STATED PROBLEM. Output all of the entries exactly as written.

[Extracts from a graphics dataset]
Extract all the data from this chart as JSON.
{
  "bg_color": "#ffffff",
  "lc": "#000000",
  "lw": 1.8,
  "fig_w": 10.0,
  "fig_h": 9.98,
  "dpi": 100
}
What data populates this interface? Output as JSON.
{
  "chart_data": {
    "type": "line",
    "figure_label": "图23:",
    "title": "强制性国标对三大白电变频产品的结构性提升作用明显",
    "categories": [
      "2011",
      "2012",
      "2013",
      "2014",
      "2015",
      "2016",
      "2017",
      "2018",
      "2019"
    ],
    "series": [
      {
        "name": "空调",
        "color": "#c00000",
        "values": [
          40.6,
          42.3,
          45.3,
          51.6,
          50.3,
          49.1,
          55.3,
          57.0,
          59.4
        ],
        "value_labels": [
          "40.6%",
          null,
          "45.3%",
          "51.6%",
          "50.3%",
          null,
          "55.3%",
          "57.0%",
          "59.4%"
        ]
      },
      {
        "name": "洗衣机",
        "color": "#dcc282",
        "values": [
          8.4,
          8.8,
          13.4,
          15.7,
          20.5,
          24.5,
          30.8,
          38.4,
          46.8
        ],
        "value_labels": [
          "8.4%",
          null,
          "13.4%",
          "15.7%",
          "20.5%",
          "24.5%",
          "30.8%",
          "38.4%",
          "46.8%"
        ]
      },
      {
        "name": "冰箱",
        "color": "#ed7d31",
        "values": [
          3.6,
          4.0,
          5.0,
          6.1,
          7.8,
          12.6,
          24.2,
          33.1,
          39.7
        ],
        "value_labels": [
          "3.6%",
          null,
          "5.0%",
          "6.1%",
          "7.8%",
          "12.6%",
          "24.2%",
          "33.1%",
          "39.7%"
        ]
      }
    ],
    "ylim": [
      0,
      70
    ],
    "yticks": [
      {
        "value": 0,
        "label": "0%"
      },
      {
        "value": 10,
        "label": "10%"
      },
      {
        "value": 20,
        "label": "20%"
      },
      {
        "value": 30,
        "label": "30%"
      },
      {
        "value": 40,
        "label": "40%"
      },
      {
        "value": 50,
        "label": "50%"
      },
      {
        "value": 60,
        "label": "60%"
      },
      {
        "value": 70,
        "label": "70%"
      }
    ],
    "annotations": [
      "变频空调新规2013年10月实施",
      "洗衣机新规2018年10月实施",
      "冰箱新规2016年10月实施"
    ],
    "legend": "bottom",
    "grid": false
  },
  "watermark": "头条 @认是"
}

THE SOLUTION.
Extract all the data from this chart as JSON.
{
  "bg_color": "#ffffff",
  "lc": "#000000",
  "lw": 1.8,
  "fig_w": 10.0,
  "fig_h": 9.98,
  "dpi": 100
}
What data populates this interface? Output as JSON.
{
  "chart_data": {
    "type": "line",
    "figure_label": "图23:",
    "title": "强制性国标对三大白电变频产品的结构性提升作用明显",
    "categories": [
      "2011",
      "2012",
      "2013",
      "2014",
      "2015",
      "2016",
      "2017",
      "2018",
      "2019"
    ],
    "series": [
      {
        "name": "空调",
        "color": "#c00000",
        "values": [
          40.6,
          42.3,
          45.3,
          51.6,
          50.3,
          49.1,
          55.3,
          57.0,
          59.4
        ],
        "value_labels": [
          "40.6%",
          null,
          "45.3%",
          "51.6%",
          "50.3%",
          null,
          "55.3%",
          "57.0%",
          "59.4%"
        ]
      },
      {
        "name": "洗衣机",
        "color": "#dcc282",
        "values": [
          8.4,
          8.8,
          13.4,
          15.7,
          20.5,
          24.5,
          30.8,
          38.4,
          46.8
        ],
        "value_labels": [
          "8.4%",
          null,
          "13.4%",
          "15.7%",
          "20.5%",
          "24.5%",
          "30.8%",
          "38.4%",
          "46.8%"
        ]
      },
      {
        "name": "冰箱",
        "color": "#ed7d31",
        "values": [
          3.6,
          4.0,
          5.0,
          6.1,
          7.8,
          12.6,
          24.2,
          33.1,
          39.7
        ],
        "value_labels": [
          "3.6%",
          null,
          "5.0%",
          "6.1%",
          "7.8%",
          "12.6%",
          "24.2%",
          "33.1%",
          "39.7%"
        ]
      }
    ],
    "ylim": [
      0,
      70
    ],
    "yticks": [
      {
        "value": 0,
        "label": "0%"
      },
      {
        "value": 10,
        "label": "10%"
      },
      {
        "value": 20,
        "label": "20%"
      },
      {
        "value": 30,
        "label": "30%"
      },
      {
        "value": 40,
        "label": "40%"
      },
      {
        "value": 50,
        "label": "50%"
      },
      {
        "value": 60,
        "label": "60%"
      },
      {
        "value": 70,
        "label": "70%"
      }
    ],
    "annotations": [
      "变频空调新规2013年10月实施",
      "洗衣机新规2018年10月实施",
      "冰箱新规2016年10月实施"
    ],
    "legend": "bottom",
    "grid": false
  },
  "watermark": "头条 @认是"
}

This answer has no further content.